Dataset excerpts
#####

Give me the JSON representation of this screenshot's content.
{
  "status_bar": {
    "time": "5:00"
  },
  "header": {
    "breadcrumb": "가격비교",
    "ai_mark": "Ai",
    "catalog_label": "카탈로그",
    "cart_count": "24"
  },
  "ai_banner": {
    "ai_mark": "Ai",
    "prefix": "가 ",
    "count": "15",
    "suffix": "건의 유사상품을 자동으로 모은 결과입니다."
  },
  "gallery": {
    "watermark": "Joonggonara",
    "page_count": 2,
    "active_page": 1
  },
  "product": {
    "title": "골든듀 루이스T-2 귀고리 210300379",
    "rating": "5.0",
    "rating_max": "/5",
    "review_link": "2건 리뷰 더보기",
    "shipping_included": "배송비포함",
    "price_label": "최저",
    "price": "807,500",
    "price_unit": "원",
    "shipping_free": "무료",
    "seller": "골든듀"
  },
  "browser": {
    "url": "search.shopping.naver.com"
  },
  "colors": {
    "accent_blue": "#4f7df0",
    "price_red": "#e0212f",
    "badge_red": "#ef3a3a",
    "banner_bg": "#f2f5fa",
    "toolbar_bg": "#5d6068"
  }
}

#####

- [Aim] Send back all of the entries exactly, with nothing missing.

- [Written solution]
Give me the JSON representation of this screenshot's content.
{
  "status_bar": {
    "time": "5:00"
  },
  "header": {
    "breadcrumb": "가격비교",
    "ai_mark": "Ai",
    "catalog_label": "카탈로그",
    "cart_count": "24"
  },
  "ai_banner": {
    "ai_mark": "Ai",
    "prefix": "가 ",
    "count": "15",
    "suffix": "건의 유사상품을 자동으로 모은 결과입니다."
  },
  "gallery": {
    "watermark": "Joonggonara",
    "page_count": 2,
    "active_page": 1
  },
  "product": {
    "title": "골든듀 루이스T-2 귀고리 210300379",
    "rating": "5.0",
    "rating_max": "/5",
    "review_link": "2건 리뷰 더보기",
    "shipping_included": "배송비포함",
    "price_label": "최저",
    "price": "807,500",
    "price_unit": "원",
    "shipping_free": "무료",
    "seller": "골든듀"
  },
  "browser": {
    "url": "search.shopping.naver.com"
  },
  "colors": {
    "accent_blue": "#4f7df0",
    "price_red": "#e0212f",
    "badge_red": "#ef3a3a",
    "banner_bg": "#f2f5fa",
    "toolbar_bg": "#5d6068"
  }
}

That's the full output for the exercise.